_Written exercise 1_
From the passage on second ionization enthalpy, reproduce word for word the part that opens with the words containing "Oxygen having half" and closes with "more than $C$.".

_Reading text_
START
${ }_8 O \rightarrow 1 s ^2 \quad 2 s ^2 \quad 2 p ^4$

${ }_9 F \rightarrow 1 s ^2 \quad 2 s ^2 \quad 2 p ^5$

${ }_7 N \rightarrow 1 s ^2 \quad 2 s ^2 \quad 2 p ^3$

${ }_6 C \rightarrow 1 s ^2 \quad 2 s ^2 \quad 2 p ^2$

$2 nd\,\,IE \rightarrow O ^{-} \rightarrow 1 s ^2 \quad 2 s ^2 \quad 2 p ^3$

$F ^{-} \rightarrow 1 s ^2 \quad 2 s ^2 \quad 2 p ^4$

$N ^{-} \rightarrow 1 s ^2 \quad 2 s ^2 \quad 2 p ^2$

$C ^{-} \longrightarrow 1 s ^2 \quad 2 s ^2 \quad 2 p ^1$

Oxygen having half filled configuration is most stable and will require high energy to remove an $e ^{-}$. Followed by fluorine being the most electronegative element, then followed by $N$ which is less electronegative than $F$ but more than $C$.

$\therefore$ Order of second ionization enthalpy is $O\, >\, F\, >\, N\, >\, C$
END
_Written exercise 2_
Pick out every line in the rows below that contains the string "answer", and copy each one in full.

_Entries_
START
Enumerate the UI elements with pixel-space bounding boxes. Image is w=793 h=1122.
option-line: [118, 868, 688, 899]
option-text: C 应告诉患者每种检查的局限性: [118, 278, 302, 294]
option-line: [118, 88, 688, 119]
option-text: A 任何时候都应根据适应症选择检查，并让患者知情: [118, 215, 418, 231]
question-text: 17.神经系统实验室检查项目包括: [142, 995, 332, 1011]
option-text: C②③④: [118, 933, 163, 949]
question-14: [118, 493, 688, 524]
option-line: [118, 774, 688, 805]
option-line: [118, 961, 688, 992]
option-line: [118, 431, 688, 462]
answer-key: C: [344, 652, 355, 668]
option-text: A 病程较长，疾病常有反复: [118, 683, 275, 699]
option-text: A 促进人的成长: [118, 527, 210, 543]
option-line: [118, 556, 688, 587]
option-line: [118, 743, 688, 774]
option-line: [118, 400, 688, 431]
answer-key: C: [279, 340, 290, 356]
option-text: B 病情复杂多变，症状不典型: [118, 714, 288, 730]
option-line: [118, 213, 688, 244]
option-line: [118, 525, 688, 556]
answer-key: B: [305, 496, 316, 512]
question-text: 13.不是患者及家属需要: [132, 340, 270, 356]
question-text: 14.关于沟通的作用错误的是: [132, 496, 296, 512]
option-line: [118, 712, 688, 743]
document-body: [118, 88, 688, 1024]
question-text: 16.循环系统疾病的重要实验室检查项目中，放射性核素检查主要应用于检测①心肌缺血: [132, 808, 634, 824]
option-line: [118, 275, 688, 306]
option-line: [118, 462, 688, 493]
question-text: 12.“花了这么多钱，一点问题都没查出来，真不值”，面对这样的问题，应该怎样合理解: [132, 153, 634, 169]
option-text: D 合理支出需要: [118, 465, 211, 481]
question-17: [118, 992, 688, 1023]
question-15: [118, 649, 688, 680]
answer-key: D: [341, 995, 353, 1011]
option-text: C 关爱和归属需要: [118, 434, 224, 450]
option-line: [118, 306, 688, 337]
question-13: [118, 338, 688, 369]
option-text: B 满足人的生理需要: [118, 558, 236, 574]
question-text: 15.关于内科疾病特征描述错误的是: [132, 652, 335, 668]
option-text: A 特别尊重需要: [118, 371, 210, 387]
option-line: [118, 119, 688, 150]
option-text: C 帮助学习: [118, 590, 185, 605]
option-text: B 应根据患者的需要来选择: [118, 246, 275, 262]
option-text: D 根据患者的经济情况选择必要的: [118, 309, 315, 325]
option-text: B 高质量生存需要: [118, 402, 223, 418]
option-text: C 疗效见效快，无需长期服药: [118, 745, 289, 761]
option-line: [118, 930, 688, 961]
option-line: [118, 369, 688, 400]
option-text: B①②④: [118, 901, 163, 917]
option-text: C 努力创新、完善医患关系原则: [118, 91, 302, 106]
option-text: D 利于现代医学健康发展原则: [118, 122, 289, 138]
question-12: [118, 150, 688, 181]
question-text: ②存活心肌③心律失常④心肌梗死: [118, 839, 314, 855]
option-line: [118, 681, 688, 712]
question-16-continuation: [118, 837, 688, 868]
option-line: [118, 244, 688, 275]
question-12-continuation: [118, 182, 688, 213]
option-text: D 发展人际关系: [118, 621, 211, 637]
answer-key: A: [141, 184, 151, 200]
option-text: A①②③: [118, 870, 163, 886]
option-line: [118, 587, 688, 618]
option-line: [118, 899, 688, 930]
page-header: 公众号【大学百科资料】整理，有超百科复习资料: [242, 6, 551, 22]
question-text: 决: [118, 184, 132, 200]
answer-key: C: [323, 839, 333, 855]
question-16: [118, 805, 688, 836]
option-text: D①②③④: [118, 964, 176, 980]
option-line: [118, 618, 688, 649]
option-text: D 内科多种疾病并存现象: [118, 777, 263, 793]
END
_Reply 1_
Oxygen having half filled configuration is most stable and will require high energy to remove an $e ^{-}$. Followed by fluorine being the most electronegative element, then followed by $N$ which is less electronegative than $F$ but more than $C$.

_Reply 2_
answer-key: C: [344, 652, 355, 668]
answer-key: C: [279, 340, 290, 356]
answer-key: B: [305, 496, 316, 512]
answer-key: D: [341, 995, 353, 1011]
answer-key: A: [141, 184, 151, 200]
answer-key: C: [323, 839, 333, 855]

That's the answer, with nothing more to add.